Required work: Restate each line word for word. Leave out every picture.

Records to process:

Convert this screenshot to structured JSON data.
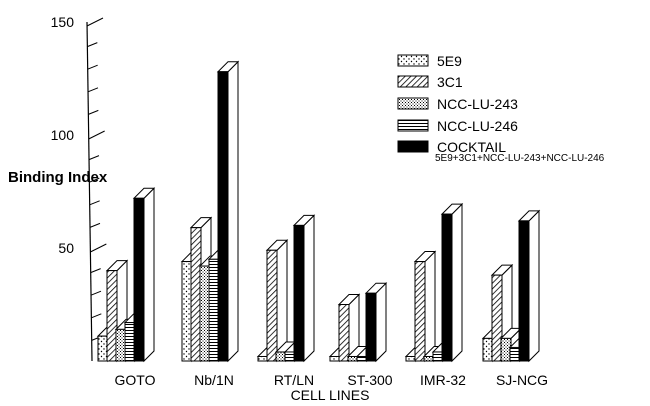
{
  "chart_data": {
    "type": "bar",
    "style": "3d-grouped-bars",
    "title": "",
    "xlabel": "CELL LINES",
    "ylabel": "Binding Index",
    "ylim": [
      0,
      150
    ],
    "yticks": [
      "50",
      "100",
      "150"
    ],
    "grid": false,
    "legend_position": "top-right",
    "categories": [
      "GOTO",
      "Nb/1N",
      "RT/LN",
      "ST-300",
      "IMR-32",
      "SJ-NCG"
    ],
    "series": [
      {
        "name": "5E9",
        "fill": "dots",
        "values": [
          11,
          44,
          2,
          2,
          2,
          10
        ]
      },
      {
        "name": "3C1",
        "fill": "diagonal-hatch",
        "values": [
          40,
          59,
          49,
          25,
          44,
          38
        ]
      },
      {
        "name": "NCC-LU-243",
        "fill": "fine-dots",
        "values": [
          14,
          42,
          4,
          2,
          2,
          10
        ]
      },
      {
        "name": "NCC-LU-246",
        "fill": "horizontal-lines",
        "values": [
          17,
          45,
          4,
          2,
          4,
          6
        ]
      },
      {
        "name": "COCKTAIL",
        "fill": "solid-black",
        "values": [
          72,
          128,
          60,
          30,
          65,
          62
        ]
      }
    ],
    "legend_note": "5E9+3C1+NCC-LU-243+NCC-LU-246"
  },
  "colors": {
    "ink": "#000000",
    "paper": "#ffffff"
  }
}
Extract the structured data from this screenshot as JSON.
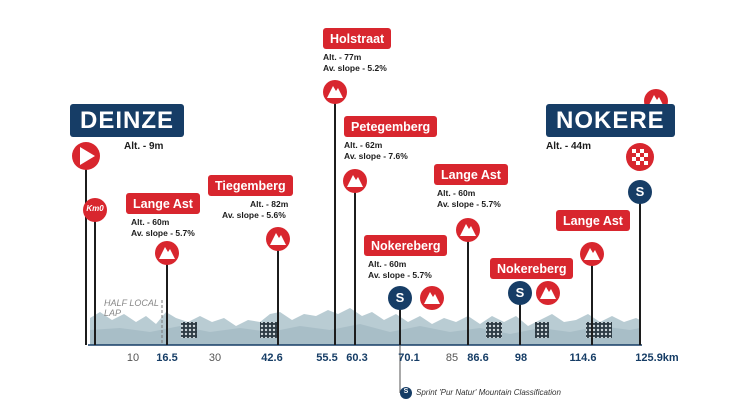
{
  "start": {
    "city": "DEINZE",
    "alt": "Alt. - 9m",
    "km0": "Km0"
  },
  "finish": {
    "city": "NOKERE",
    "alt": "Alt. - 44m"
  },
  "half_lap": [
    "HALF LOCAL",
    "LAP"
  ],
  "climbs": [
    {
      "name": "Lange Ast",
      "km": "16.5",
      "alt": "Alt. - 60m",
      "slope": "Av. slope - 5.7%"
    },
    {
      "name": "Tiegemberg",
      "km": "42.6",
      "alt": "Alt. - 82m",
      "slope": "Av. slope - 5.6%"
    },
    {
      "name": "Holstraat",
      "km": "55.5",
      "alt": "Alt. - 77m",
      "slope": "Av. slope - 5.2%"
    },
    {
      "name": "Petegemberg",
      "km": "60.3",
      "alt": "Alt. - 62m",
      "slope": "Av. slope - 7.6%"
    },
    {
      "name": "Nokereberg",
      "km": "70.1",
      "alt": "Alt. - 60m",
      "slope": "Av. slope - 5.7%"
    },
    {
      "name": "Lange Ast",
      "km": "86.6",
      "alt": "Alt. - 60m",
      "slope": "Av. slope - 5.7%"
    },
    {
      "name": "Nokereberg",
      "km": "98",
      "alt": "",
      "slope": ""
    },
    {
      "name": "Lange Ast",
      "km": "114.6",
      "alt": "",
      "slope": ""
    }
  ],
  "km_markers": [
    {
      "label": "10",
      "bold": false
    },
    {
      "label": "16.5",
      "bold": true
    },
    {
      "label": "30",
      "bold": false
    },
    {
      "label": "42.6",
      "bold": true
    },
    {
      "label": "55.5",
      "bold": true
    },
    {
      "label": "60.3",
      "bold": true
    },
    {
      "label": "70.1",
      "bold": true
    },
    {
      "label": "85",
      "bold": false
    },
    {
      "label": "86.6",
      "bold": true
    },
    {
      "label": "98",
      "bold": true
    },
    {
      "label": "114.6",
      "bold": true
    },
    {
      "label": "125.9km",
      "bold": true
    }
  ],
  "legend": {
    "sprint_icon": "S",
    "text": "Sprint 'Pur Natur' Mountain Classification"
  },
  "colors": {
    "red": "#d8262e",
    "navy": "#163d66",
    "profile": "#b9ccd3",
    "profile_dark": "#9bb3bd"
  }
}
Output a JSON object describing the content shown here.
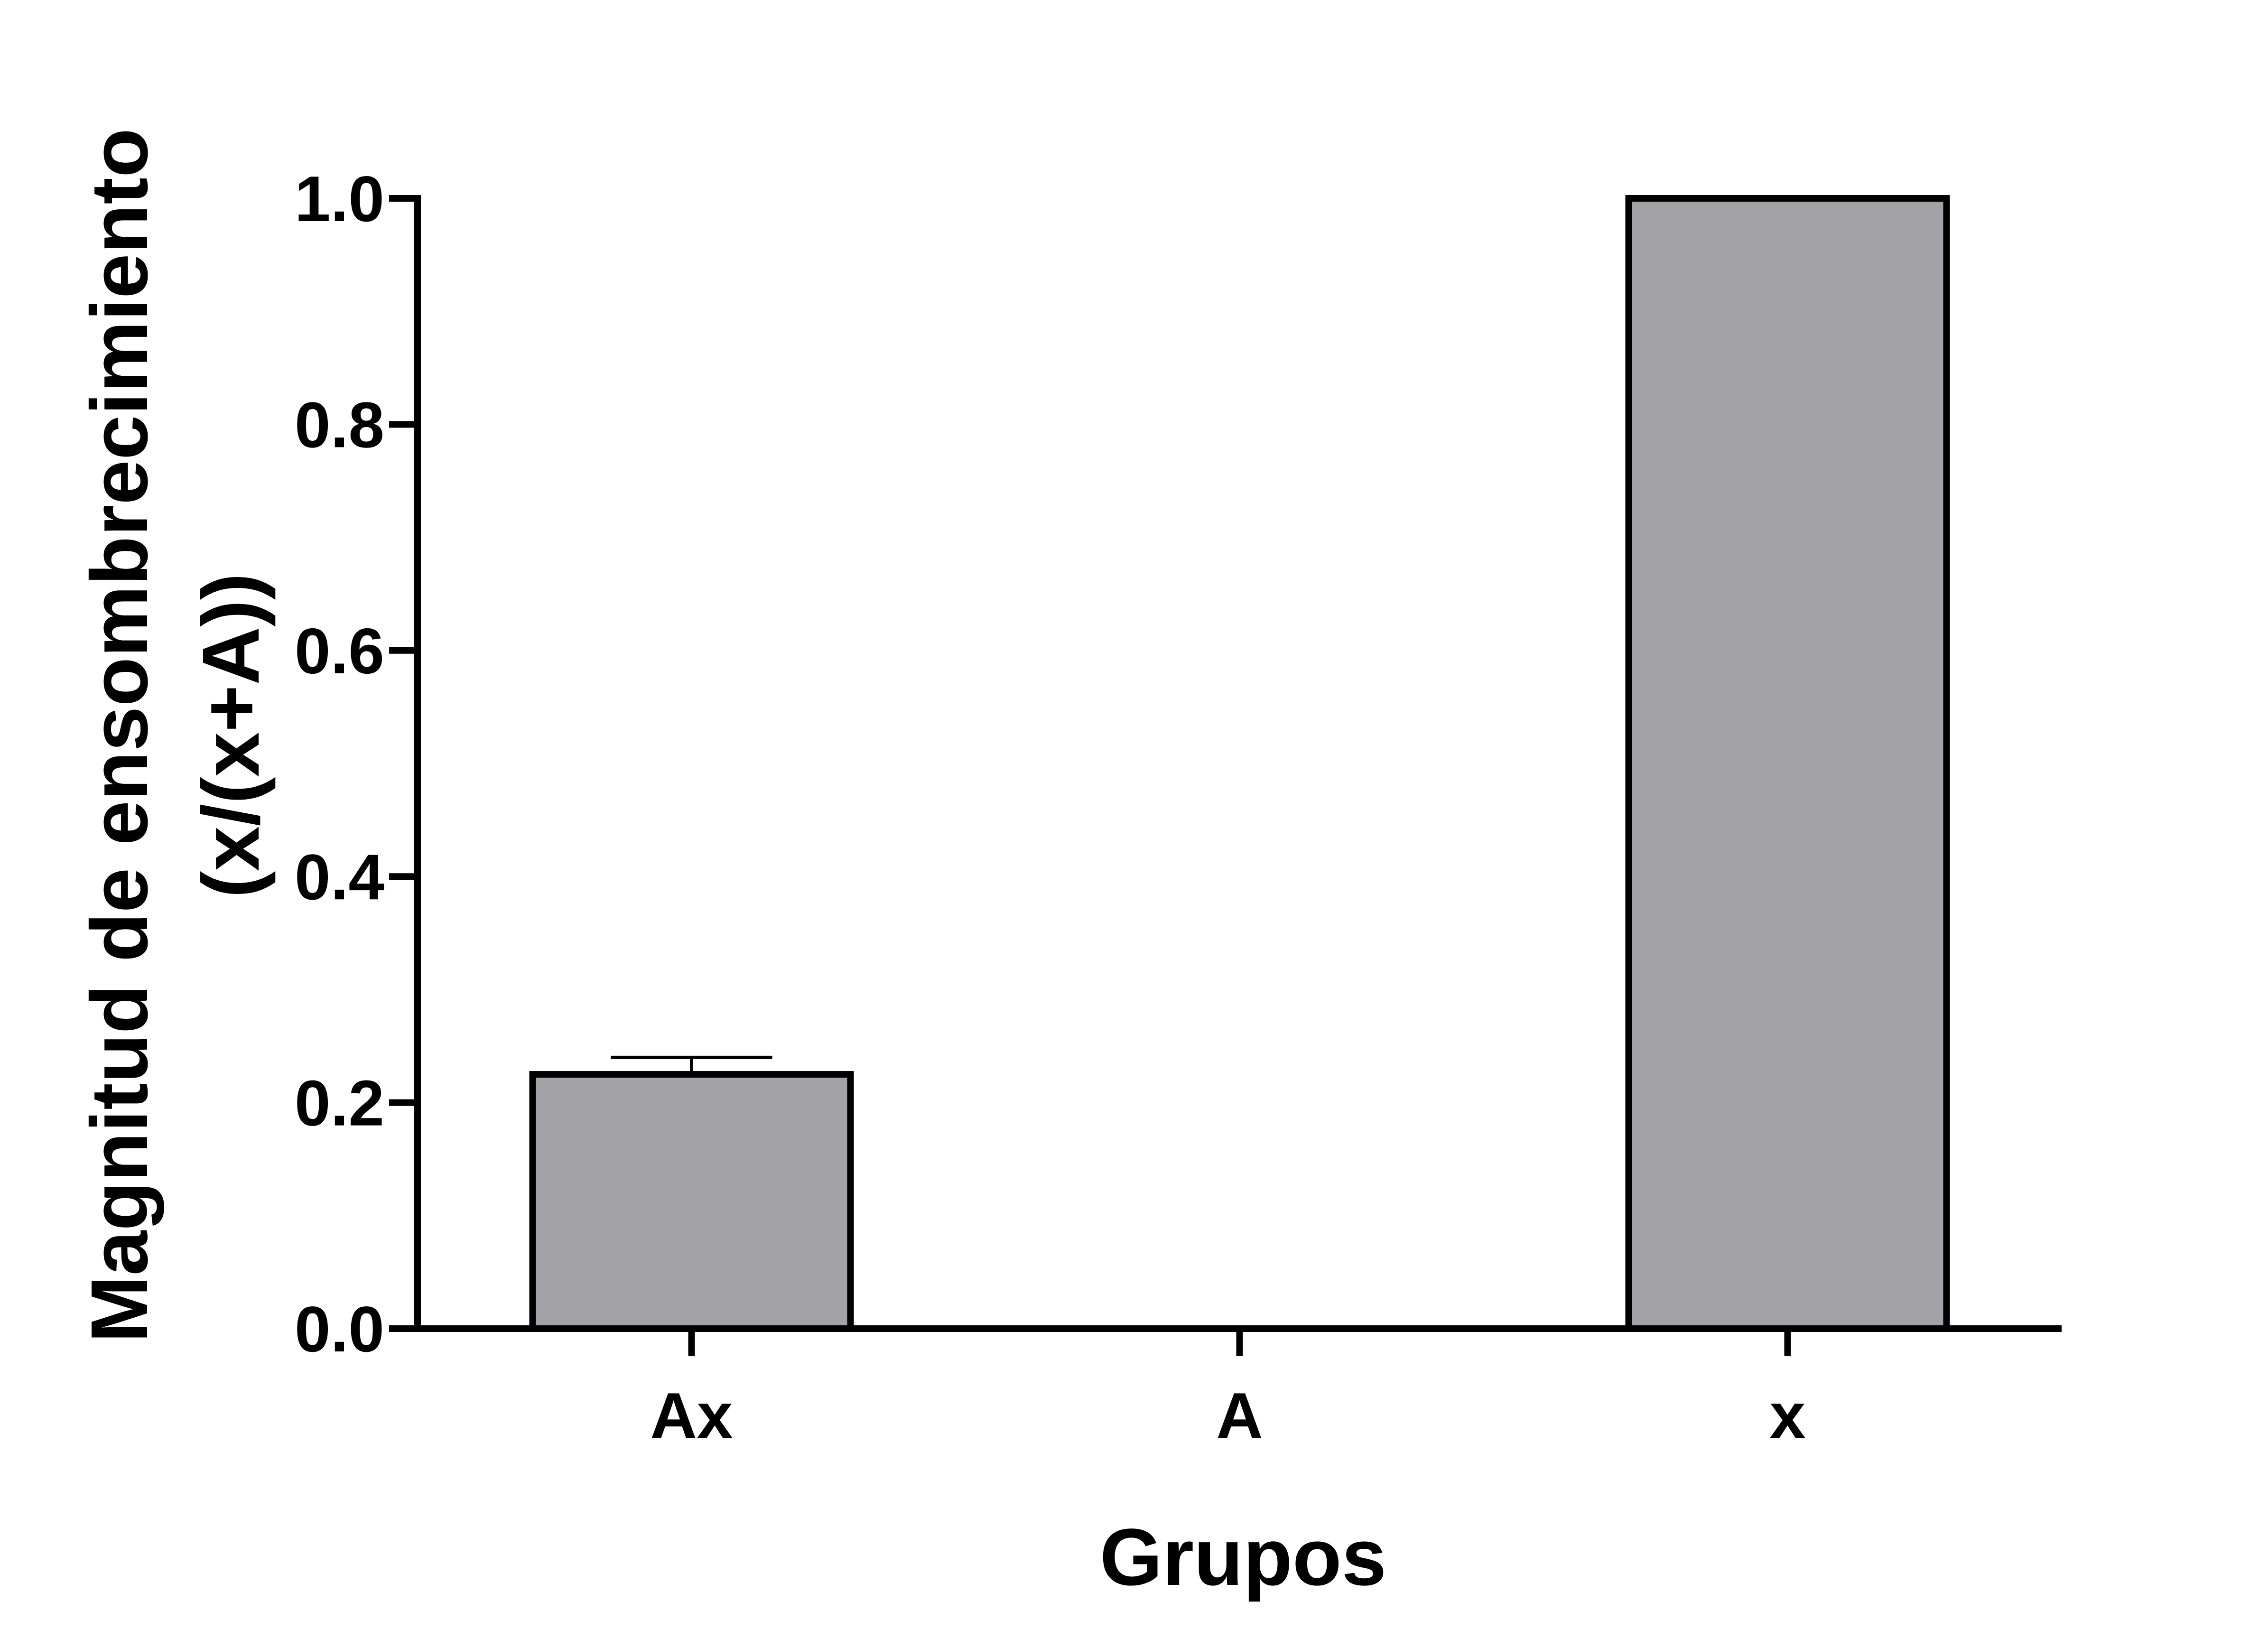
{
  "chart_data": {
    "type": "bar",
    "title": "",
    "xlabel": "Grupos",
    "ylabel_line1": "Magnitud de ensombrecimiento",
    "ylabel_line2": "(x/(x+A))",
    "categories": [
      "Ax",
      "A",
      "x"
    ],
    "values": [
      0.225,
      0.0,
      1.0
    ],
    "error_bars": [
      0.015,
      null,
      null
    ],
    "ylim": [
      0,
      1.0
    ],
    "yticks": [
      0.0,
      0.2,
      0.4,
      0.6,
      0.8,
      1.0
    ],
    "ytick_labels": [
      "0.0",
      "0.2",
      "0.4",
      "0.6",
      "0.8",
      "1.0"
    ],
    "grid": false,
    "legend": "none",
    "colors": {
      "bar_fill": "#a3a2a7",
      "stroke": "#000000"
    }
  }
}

Solution to this problem:
Convert this screenshot to structured JSON data.
{
  "chart_data": {
    "type": "bar",
    "style": "3d-grouped-bars",
    "title": "",
    "xlabel": "CELL LINES",
    "ylabel": "Binding Index",
    "ylim": [
      0,
      150
    ],
    "yticks": [
      "50",
      "100",
      "150"
    ],
    "grid": false,
    "legend_position": "top-right",
    "categories": [
      "GOTO",
      "Nb/1N",
      "RT/LN",
      "ST-300",
      "IMR-32",
      "SJ-NCG"
    ],
    "series": [
      {
        "name": "5E9",
        "fill": "dots",
        "values": [
          11,
          44,
          2,
          2,
          2,
          10
        ]
      },
      {
        "name": "3C1",
        "fill": "diagonal-hatch",
        "values": [
          40,
          59,
          49,
          25,
          44,
          38
        ]
      },
      {
        "name": "NCC-LU-243",
        "fill": "fine-dots",
        "values": [
          14,
          42,
          4,
          2,
          2,
          10
        ]
      },
      {
        "name": "NCC-LU-246",
        "fill": "horizontal-lines",
        "values": [
          17,
          45,
          4,
          2,
          4,
          6
        ]
      },
      {
        "name": "COCKTAIL",
        "fill": "solid-black",
        "values": [
          72,
          128,
          60,
          30,
          65,
          62
        ]
      }
    ],
    "legend_note": "5E9+3C1+NCC-LU-243+NCC-LU-246"
  },
  "colors": {
    "ink": "#000000",
    "paper": "#ffffff"
  }
}
Extract the structured data from this screenshot as JSON.
{
  "start": {
    "city": "DEINZE",
    "alt": "Alt. - 9m",
    "km0": "Km0"
  },
  "finish": {
    "city": "NOKERE",
    "alt": "Alt. - 44m"
  },
  "half_lap": [
    "HALF LOCAL",
    "LAP"
  ],
  "climbs": [
    {
      "name": "Lange Ast",
      "km": "16.5",
      "alt": "Alt. - 60m",
      "slope": "Av. slope - 5.7%"
    },
    {
      "name": "Tiegemberg",
      "km": "42.6",
      "alt": "Alt. - 82m",
      "slope": "Av. slope - 5.6%"
    },
    {
      "name": "Holstraat",
      "km": "55.5",
      "alt": "Alt. - 77m",
      "slope": "Av. slope - 5.2%"
    },
    {
      "name": "Petegemberg",
      "km": "60.3",
      "alt": "Alt. - 62m",
      "slope": "Av. slope - 7.6%"
    },
    {
      "name": "Nokereberg",
      "km": "70.1",
      "alt": "Alt. - 60m",
      "slope": "Av. slope - 5.7%"
    },
    {
      "name": "Lange Ast",
      "km": "86.6",
      "alt": "Alt. - 60m",
      "slope": "Av. slope - 5.7%"
    },
    {
      "name": "Nokereberg",
      "km": "98",
      "alt": "",
      "slope": ""
    },
    {
      "name": "Lange Ast",
      "km": "114.6",
      "alt": "",
      "slope": ""
    }
  ],
  "km_markers": [
    {
      "label": "10",
      "bold": false
    },
    {
      "label": "16.5",
      "bold": true
    },
    {
      "label": "30",
      "bold": false
    },
    {
      "label": "42.6",
      "bold": true
    },
    {
      "label": "55.5",
      "bold": true
    },
    {
      "label": "60.3",
      "bold": true
    },
    {
      "label": "70.1",
      "bold": true
    },
    {
      "label": "85",
      "bold": false
    },
    {
      "label": "86.6",
      "bold": true
    },
    {
      "label": "98",
      "bold": true
    },
    {
      "label": "114.6",
      "bold": true
    },
    {
      "label": "125.9km",
      "bold": true
    }
  ],
  "legend": {
    "sprint_icon": "S",
    "text": "Sprint 'Pur Natur' Mountain Classification"
  },
  "colors": {
    "red": "#d8262e",
    "navy": "#163d66",
    "profile": "#b9ccd3",
    "profile_dark": "#9bb3bd"
  }
}
Output a JSON object describing the content shown here.
{
  "chart_data": {
    "type": "bar",
    "title": "",
    "xlabel": "Grupos",
    "ylabel_line1": "Magnitud de ensombrecimiento",
    "ylabel_line2": "(x/(x+A))",
    "categories": [
      "Ax",
      "A",
      "x"
    ],
    "values": [
      0.225,
      0.0,
      1.0
    ],
    "error_bars": [
      0.015,
      null,
      null
    ],
    "ylim": [
      0,
      1.0
    ],
    "yticks": [
      0.0,
      0.2,
      0.4,
      0.6,
      0.8,
      1.0
    ],
    "ytick_labels": [
      "0.0",
      "0.2",
      "0.4",
      "0.6",
      "0.8",
      "1.0"
    ],
    "grid": false,
    "legend": "none",
    "colors": {
      "bar_fill": "#a3a2a7",
      "stroke": "#000000"
    }
  }
}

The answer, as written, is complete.